* What this task involves *
Write every record out again exactly as given.

Extracted data entries
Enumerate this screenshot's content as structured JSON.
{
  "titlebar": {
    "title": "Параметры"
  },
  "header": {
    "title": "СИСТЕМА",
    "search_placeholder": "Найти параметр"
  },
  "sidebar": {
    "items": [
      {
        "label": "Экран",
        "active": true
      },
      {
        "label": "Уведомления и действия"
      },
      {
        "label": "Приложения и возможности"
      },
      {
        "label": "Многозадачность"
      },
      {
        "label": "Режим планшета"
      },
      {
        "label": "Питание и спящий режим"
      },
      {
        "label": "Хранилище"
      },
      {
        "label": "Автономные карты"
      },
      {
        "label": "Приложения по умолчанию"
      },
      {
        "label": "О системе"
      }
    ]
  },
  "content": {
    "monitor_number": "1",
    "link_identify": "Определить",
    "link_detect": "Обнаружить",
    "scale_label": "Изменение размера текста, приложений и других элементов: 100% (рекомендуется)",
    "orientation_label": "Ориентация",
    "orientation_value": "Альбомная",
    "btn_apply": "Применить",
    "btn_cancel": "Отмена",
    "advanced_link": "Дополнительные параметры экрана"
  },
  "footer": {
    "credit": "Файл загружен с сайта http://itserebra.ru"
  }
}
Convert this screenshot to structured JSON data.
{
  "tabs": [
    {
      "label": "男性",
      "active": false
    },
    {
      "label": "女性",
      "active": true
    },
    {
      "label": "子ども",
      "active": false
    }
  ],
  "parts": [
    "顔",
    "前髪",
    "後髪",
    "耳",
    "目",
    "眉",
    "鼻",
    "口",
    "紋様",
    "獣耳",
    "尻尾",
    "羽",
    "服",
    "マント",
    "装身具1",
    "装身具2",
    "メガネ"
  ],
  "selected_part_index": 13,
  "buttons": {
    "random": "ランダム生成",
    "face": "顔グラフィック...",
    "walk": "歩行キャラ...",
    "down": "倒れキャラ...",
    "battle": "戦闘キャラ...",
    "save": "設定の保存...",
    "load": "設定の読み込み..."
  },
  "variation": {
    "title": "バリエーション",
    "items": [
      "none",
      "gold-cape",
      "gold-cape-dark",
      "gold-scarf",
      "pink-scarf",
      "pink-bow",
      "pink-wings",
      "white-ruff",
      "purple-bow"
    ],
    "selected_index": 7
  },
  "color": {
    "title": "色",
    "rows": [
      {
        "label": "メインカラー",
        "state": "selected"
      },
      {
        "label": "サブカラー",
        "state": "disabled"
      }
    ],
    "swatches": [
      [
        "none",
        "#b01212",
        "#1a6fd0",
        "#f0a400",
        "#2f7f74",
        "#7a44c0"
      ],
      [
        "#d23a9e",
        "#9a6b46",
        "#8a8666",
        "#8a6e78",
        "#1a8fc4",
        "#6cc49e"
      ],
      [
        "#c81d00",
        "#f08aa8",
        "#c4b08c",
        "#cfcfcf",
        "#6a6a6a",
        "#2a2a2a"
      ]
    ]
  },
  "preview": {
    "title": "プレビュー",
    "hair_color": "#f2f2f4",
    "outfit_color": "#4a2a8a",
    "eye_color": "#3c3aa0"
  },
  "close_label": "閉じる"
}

* Full output *
Enumerate this screenshot's content as structured JSON.
{
  "titlebar": {
    "title": "Параметры"
  },
  "header": {
    "title": "СИСТЕМА",
    "search_placeholder": "Найти параметр"
  },
  "sidebar": {
    "items": [
      {
        "label": "Экран",
        "active": true
      },
      {
        "label": "Уведомления и действия"
      },
      {
        "label": "Приложения и возможности"
      },
      {
        "label": "Многозадачность"
      },
      {
        "label": "Режим планшета"
      },
      {
        "label": "Питание и спящий режим"
      },
      {
        "label": "Хранилище"
      },
      {
        "label": "Автономные карты"
      },
      {
        "label": "Приложения по умолчанию"
      },
      {
        "label": "О системе"
      }
    ]
  },
  "content": {
    "monitor_number": "1",
    "link_identify": "Определить",
    "link_detect": "Обнаружить",
    "scale_label": "Изменение размера текста, приложений и других элементов: 100% (рекомендуется)",
    "orientation_label": "Ориентация",
    "orientation_value": "Альбомная",
    "btn_apply": "Применить",
    "btn_cancel": "Отмена",
    "advanced_link": "Дополнительные параметры экрана"
  },
  "footer": {
    "credit": "Файл загружен с сайта http://itserebra.ru"
  }
}
Convert this screenshot to structured JSON data.
{
  "tabs": [
    {
      "label": "男性",
      "active": false
    },
    {
      "label": "女性",
      "active": true
    },
    {
      "label": "子ども",
      "active": false
    }
  ],
  "parts": [
    "顔",
    "前髪",
    "後髪",
    "耳",
    "目",
    "眉",
    "鼻",
    "口",
    "紋様",
    "獣耳",
    "尻尾",
    "羽",
    "服",
    "マント",
    "装身具1",
    "装身具2",
    "メガネ"
  ],
  "selected_part_index": 13,
  "buttons": {
    "random": "ランダム生成",
    "face": "顔グラフィック...",
    "walk": "歩行キャラ...",
    "down": "倒れキャラ...",
    "battle": "戦闘キャラ...",
    "save": "設定の保存...",
    "load": "設定の読み込み..."
  },
  "variation": {
    "title": "バリエーション",
    "items": [
      "none",
      "gold-cape",
      "gold-cape-dark",
      "gold-scarf",
      "pink-scarf",
      "pink-bow",
      "pink-wings",
      "white-ruff",
      "purple-bow"
    ],
    "selected_index": 7
  },
  "color": {
    "title": "色",
    "rows": [
      {
        "label": "メインカラー",
        "state": "selected"
      },
      {
        "label": "サブカラー",
        "state": "disabled"
      }
    ],
    "swatches": [
      [
        "none",
        "#b01212",
        "#1a6fd0",
        "#f0a400",
        "#2f7f74",
        "#7a44c0"
      ],
      [
        "#d23a9e",
        "#9a6b46",
        "#8a8666",
        "#8a6e78",
        "#1a8fc4",
        "#6cc49e"
      ],
      [
        "#c81d00",
        "#f08aa8",
        "#c4b08c",
        "#cfcfcf",
        "#6a6a6a",
        "#2a2a2a"
      ]
    ]
  },
  "preview": {
    "title": "プレビュー",
    "hair_color": "#f2f2f4",
    "outfit_color": "#4a2a8a",
    "eye_color": "#3c3aa0"
  },
  "close_label": "閉じる"
}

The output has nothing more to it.